§ Directions for this task
Find the lines holding "mechanism" and copy them.

§ The data

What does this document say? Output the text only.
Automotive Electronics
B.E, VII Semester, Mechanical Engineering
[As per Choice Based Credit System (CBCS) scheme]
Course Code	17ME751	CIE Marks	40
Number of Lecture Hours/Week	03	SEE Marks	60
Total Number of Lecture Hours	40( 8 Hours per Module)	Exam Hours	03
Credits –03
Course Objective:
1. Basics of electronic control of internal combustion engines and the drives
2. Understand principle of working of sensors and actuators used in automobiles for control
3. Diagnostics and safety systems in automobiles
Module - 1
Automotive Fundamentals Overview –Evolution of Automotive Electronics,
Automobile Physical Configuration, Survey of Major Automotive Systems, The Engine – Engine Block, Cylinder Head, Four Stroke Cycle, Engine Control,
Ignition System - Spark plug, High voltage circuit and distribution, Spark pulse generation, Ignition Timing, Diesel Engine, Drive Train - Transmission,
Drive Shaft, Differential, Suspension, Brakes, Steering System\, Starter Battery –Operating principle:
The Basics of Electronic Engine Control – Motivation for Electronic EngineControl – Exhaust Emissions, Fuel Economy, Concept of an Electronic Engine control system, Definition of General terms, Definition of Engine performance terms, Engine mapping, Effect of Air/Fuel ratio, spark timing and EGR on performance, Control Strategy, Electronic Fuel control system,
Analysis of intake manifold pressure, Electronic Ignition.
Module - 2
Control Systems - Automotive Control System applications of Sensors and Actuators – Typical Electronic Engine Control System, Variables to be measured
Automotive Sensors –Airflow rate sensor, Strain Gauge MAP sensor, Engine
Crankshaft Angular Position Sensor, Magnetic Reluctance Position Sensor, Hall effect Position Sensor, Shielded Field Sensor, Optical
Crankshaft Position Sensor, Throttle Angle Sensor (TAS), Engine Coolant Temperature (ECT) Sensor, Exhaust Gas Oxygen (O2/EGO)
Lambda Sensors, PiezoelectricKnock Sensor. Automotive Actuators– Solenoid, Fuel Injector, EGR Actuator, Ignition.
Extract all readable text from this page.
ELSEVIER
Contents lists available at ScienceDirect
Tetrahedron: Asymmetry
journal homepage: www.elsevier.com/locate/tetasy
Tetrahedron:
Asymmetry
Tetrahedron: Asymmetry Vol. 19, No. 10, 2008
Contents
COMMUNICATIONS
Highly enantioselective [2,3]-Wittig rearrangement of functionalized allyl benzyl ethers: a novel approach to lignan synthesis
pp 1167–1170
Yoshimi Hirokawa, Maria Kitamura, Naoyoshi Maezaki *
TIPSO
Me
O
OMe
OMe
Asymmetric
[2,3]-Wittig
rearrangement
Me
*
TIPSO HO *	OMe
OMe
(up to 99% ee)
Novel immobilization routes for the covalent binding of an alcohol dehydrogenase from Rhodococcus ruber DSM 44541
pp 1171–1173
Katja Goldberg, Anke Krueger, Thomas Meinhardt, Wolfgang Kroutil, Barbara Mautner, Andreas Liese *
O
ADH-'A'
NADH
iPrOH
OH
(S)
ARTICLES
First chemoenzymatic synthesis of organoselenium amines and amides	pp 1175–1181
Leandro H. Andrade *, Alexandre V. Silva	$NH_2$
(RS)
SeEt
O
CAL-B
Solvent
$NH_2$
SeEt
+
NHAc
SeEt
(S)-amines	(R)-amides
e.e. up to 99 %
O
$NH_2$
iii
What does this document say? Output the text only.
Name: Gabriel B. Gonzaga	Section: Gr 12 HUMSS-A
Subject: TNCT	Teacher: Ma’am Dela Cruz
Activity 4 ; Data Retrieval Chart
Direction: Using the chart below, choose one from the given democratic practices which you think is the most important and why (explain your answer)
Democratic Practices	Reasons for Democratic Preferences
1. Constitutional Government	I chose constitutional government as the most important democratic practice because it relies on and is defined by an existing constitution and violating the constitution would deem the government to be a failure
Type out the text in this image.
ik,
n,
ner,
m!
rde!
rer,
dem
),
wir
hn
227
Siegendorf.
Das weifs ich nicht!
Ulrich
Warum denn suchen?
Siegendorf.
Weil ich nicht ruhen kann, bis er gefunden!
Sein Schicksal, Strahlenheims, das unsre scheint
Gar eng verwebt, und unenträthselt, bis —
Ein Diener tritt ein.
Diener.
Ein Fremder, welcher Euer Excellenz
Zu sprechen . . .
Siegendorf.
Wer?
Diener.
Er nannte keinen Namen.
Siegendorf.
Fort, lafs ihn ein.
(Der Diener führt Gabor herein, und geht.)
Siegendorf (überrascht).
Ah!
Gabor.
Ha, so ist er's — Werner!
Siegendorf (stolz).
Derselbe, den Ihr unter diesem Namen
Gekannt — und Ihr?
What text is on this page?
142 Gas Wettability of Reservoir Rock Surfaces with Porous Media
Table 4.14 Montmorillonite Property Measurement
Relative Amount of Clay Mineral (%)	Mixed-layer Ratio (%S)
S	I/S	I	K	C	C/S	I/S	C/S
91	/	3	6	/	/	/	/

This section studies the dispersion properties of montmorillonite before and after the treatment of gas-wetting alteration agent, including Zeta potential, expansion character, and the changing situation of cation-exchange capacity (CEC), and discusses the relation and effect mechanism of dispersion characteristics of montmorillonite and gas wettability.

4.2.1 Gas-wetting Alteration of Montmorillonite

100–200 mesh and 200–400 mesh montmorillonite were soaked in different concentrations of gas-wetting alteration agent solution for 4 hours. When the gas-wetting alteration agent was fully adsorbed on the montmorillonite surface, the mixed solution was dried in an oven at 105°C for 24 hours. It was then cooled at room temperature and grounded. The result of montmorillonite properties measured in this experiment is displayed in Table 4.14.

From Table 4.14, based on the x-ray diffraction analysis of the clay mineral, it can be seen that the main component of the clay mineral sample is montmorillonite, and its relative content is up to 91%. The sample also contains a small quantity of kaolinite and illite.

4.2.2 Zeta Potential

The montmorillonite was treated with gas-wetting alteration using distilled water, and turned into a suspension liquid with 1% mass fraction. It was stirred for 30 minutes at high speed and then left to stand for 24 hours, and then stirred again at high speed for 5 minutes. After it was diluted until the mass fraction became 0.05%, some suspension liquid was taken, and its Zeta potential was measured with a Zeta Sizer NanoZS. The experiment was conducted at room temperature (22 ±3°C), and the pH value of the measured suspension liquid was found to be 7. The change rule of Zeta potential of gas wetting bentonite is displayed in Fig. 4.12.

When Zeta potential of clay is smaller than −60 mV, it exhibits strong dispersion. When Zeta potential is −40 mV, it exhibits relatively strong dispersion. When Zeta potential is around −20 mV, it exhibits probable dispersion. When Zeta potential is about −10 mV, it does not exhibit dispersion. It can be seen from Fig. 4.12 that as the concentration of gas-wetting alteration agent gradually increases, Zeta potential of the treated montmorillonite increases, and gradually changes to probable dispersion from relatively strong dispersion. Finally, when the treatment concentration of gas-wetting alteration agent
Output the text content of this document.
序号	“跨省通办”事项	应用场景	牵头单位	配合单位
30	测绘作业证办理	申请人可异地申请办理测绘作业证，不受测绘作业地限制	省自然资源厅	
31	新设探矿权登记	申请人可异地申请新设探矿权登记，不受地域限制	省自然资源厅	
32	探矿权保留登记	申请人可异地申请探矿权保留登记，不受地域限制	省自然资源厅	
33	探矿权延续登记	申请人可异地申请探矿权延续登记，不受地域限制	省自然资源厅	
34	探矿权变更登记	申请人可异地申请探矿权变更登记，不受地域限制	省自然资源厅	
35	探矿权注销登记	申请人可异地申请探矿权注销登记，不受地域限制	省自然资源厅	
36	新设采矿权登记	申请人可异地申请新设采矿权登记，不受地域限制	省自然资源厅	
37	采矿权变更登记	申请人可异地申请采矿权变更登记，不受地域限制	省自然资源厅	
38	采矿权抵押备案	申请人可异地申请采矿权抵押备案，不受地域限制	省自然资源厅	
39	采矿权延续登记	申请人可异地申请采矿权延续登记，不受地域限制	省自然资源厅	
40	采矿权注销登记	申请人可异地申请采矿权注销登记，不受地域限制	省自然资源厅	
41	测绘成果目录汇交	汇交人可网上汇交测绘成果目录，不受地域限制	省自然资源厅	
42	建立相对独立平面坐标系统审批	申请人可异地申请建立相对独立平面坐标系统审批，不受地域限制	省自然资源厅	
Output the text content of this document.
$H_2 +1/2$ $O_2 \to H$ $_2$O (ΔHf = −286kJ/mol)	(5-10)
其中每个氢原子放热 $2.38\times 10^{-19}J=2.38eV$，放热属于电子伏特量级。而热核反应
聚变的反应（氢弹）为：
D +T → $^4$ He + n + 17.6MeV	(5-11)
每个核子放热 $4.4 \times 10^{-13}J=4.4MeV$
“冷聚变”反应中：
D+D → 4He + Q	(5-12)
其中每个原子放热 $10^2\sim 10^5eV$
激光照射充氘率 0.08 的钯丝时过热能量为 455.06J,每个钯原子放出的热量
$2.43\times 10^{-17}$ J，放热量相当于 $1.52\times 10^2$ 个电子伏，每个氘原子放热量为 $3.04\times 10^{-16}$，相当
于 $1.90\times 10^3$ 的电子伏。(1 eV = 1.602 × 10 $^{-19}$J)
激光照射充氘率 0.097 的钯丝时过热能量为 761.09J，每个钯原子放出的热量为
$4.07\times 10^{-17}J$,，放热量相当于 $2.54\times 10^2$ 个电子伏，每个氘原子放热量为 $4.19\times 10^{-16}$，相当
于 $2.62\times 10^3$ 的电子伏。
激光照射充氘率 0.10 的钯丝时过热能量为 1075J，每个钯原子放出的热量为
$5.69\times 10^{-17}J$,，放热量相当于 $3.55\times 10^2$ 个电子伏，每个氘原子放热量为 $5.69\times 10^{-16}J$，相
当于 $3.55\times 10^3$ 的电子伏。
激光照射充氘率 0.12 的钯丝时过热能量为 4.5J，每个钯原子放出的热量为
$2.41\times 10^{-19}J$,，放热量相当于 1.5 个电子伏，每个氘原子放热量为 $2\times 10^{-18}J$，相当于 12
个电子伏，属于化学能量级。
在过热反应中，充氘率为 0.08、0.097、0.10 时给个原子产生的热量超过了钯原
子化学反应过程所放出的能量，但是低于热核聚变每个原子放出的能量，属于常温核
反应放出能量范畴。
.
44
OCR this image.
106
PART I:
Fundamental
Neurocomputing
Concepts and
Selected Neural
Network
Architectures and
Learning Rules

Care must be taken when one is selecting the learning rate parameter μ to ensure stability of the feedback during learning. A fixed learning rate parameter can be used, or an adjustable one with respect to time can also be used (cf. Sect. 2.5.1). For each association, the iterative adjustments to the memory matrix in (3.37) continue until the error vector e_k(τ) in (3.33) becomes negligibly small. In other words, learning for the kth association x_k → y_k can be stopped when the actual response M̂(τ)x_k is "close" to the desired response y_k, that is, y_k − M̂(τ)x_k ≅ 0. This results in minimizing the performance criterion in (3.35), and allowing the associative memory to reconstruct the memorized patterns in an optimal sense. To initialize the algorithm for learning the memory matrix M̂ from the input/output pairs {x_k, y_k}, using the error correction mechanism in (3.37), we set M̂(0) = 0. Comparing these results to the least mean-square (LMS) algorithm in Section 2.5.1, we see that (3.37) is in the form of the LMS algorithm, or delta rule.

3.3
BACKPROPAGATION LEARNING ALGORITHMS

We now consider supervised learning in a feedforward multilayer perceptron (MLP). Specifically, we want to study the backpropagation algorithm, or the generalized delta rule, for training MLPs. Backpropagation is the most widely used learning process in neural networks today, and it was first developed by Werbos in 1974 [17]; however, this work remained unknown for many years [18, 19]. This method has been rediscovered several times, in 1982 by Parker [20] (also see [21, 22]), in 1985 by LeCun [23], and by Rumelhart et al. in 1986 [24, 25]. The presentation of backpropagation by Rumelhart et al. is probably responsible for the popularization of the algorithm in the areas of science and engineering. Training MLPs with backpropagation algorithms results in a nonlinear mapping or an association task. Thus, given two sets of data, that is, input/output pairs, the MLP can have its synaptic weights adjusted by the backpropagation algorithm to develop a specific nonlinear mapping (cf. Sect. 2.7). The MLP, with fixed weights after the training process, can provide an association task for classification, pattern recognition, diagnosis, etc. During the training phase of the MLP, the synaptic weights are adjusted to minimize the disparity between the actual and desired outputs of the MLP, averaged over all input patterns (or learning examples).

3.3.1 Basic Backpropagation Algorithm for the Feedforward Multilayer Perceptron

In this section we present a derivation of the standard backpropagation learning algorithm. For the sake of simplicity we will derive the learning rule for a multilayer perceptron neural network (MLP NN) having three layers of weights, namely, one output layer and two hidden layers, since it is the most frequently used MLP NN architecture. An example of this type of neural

§ Written response
This section studies the dispersion properties of montmorillonite before and after the treatment of gas-wetting alteration agent, including Zeta potential, expansion character, and the changing situation of cation-exchange capacity (CEC), and discusses the relation and effect mechanism of dispersion characteristics of montmorillonite and gas wettability.
Care must be taken when one is selecting the learning rate parameter μ to ensure stability of the feedback during learning. A fixed learning rate parameter can be used, or an adjustable one with respect to time can also be used (cf. Sect. 2.5.1). For each association, the iterative adjustments to the memory matrix in (3.37) continue until the error vector e_k(τ) in (3.33) becomes negligibly small. In other words, learning for the kth association x_k → y_k can be stopped when the actual response M̂(τ)x_k is "close" to the desired response y_k, that is, y_k − M̂(τ)x_k ≅ 0. This results in minimizing the performance criterion in (3.35), and allowing the associative memory to reconstruct the memorized patterns in an optimal sense. To initialize the algorithm for learning the memory matrix M̂ from the input/output pairs {x_k, y_k}, using the error correction mechanism in (3.37), we set M̂(0) = 0. Comparing these results to the least mean-square (LMS) algorithm in Section 2.5.1, we see that (3.37) is in the form of the LMS algorithm, or delta rule.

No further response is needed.